[EXERCISE INPUT start]

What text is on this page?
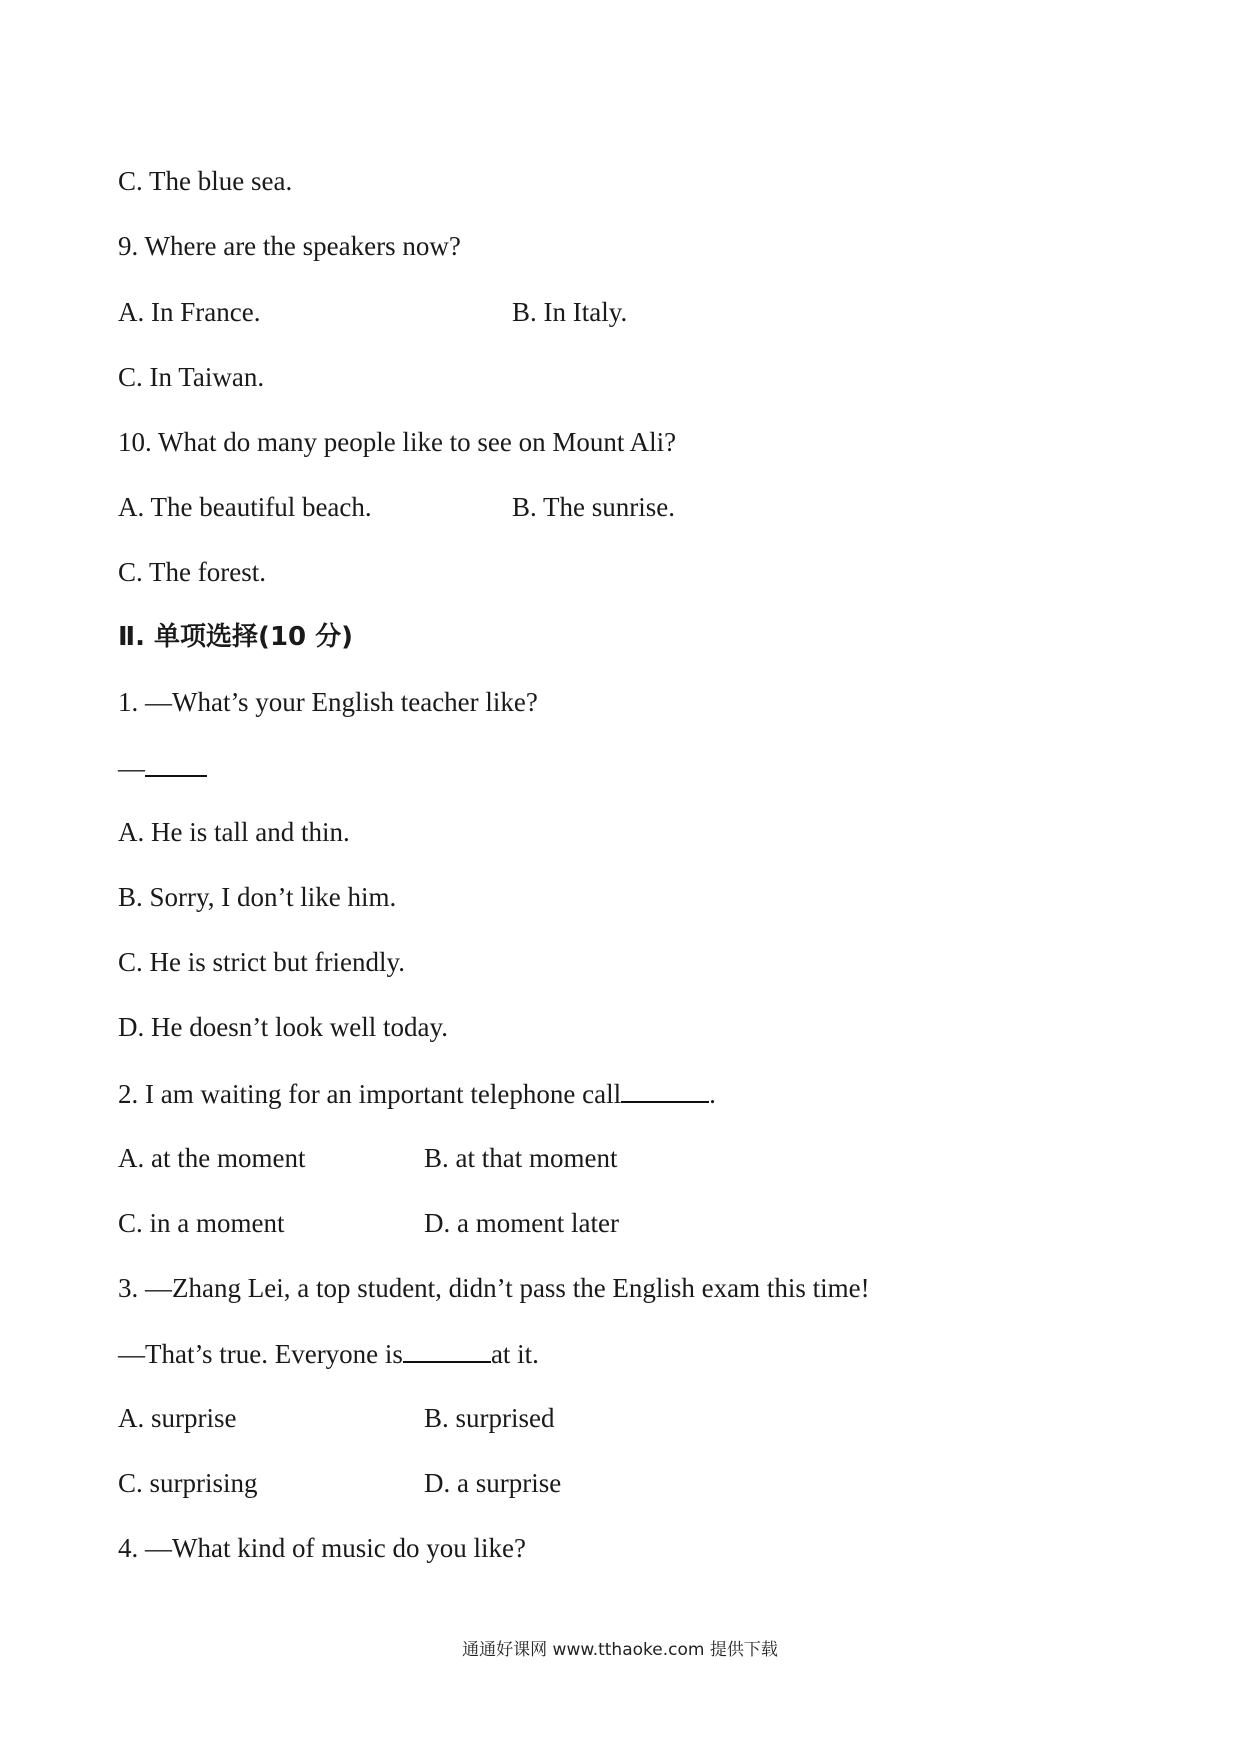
C. The blue sea.
9. Where are the speakers now?
A. In France.	B. In Italy.
C. In Taiwan.
10. What do many people like to see on Mount Ali?
A. The beautiful beach.	B. The sunrise.
C. The forest.
Ⅱ. 单项选择(10 分)
1. —What’s your English teacher like?
—
A. He is tall and thin.
B. Sorry, I don’t like him.
C. He is strict but friendly.
D. He doesn’t look well today.
2. I am waiting for an important telephone call	.
A. at the moment	B. at that moment
C. in a moment	D. a moment later
3. —Zhang Lei, a top student, didn’t pass the English exam this time!
—That’s true. Everyone is	at it.
A. surprise	B. surprised
C. surprising	D. a surprise
4. —What kind of music do you like?
通通好课网 www.tthaoke.com 提供下载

[EXERCISE INPUT end]

WHAT IS EXPECTED:
From the data, list each line in which the string "surprise" appears.

ANSWER TO THIS EXERCISE:
A. surprise	B. surprised
C. surprising	D. a surprise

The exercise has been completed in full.